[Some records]

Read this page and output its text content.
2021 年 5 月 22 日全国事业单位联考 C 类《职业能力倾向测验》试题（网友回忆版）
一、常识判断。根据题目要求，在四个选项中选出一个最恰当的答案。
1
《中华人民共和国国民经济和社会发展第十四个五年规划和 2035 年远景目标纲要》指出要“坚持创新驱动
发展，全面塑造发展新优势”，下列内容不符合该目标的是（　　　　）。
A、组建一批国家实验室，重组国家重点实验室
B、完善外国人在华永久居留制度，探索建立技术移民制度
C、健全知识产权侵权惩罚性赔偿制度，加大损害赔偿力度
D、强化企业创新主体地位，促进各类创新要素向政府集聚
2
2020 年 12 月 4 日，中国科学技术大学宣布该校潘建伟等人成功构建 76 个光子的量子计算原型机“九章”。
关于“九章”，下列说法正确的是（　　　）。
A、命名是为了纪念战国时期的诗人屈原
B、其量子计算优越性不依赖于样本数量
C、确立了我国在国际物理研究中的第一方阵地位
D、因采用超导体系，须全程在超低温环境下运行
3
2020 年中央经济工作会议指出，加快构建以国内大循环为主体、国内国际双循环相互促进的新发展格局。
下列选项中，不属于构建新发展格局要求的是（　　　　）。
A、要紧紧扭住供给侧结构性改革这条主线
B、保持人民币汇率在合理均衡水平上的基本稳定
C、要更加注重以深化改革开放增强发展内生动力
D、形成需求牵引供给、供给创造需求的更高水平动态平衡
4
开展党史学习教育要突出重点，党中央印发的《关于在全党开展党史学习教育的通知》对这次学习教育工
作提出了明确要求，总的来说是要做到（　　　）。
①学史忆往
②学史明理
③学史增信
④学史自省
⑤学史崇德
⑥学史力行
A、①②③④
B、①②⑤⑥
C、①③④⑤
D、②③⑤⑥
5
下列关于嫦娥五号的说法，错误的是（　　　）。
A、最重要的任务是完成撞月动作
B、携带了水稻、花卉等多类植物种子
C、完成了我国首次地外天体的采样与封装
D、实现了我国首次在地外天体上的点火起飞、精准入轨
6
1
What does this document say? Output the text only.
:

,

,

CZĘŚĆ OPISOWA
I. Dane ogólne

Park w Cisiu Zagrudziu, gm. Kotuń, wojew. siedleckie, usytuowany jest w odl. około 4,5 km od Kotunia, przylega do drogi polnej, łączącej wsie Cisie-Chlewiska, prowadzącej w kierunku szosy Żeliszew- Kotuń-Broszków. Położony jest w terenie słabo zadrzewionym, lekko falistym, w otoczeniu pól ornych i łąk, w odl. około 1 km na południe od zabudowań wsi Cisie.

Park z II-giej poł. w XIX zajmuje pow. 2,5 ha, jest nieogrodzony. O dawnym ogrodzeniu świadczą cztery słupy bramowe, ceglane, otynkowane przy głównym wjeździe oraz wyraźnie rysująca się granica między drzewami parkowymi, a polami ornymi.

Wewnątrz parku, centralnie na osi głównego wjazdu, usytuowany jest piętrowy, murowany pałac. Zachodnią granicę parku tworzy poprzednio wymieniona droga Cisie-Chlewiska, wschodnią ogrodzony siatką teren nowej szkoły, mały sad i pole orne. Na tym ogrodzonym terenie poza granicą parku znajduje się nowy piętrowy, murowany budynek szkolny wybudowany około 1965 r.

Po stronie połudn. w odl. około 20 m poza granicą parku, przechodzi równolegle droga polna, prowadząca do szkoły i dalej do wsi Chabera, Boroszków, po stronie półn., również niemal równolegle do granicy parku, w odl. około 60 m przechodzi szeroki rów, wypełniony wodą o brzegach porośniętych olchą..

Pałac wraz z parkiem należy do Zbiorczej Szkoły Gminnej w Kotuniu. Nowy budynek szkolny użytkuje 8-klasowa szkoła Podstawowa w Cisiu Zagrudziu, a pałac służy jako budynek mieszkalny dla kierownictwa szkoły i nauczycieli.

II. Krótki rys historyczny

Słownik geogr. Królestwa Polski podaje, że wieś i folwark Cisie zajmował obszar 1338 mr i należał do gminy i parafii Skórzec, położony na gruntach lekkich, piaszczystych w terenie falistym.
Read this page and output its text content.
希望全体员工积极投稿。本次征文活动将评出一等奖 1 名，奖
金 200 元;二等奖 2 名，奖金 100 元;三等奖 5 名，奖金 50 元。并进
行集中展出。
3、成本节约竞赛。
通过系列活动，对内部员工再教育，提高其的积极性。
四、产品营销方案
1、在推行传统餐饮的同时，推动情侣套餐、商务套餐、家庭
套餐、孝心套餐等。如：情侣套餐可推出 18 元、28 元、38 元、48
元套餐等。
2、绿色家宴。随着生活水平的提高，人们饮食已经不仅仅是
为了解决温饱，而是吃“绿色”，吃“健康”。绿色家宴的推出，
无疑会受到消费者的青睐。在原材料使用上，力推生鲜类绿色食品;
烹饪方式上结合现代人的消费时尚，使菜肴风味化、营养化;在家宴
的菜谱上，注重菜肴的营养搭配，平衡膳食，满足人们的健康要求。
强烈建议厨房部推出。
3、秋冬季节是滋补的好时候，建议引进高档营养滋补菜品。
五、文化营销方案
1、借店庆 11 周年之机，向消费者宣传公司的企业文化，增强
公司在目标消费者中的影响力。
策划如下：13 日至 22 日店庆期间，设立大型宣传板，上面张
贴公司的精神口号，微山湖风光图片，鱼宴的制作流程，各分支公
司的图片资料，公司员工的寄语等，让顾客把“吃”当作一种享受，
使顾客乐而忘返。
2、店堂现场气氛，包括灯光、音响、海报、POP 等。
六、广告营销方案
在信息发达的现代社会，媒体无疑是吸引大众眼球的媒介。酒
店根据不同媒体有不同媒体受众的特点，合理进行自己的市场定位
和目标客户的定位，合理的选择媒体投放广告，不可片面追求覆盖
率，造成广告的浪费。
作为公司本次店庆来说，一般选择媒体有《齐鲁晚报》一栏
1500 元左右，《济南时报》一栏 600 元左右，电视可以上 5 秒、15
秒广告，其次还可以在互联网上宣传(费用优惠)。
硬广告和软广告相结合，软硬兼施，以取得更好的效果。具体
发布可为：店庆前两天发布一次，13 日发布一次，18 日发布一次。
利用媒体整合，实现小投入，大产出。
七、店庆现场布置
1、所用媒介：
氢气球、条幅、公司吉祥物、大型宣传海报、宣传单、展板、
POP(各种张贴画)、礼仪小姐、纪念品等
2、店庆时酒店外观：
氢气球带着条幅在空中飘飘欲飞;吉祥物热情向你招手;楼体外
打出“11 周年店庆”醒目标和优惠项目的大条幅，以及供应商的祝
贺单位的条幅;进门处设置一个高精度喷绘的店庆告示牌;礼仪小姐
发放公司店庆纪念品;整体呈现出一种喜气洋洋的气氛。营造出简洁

■ **Task description**
From the data above, gather every line that includes the word "droga".

■ **Written response**
Wewnątrz parku, centralnie na osi głównego wjazdu, usytuowany jest piętrowy, murowany pałac. Zachodnią granicę parku tworzy poprzednio wymieniona droga Cisie-Chlewiska, wschodnią ogrodzony siatką teren nowej szkoły, mały sad i pole orne. Na tym ogrodzonym terenie poza granicą parku znajduje się nowy piętrowy, murowany budynek szkolny wybudowany około 1965 r.
Po stronie połudn. w odl. około 20 m poza granicą parku, przechodzi równolegle droga polna, prowadząca do szkoły i dalej do wsi Chabera, Boroszków, po stronie półn., również niemal równolegle do granicy parku, w odl. około 60 m przechodzi szeroki rów, wypełniony wodą o brzegach porośniętych olchą..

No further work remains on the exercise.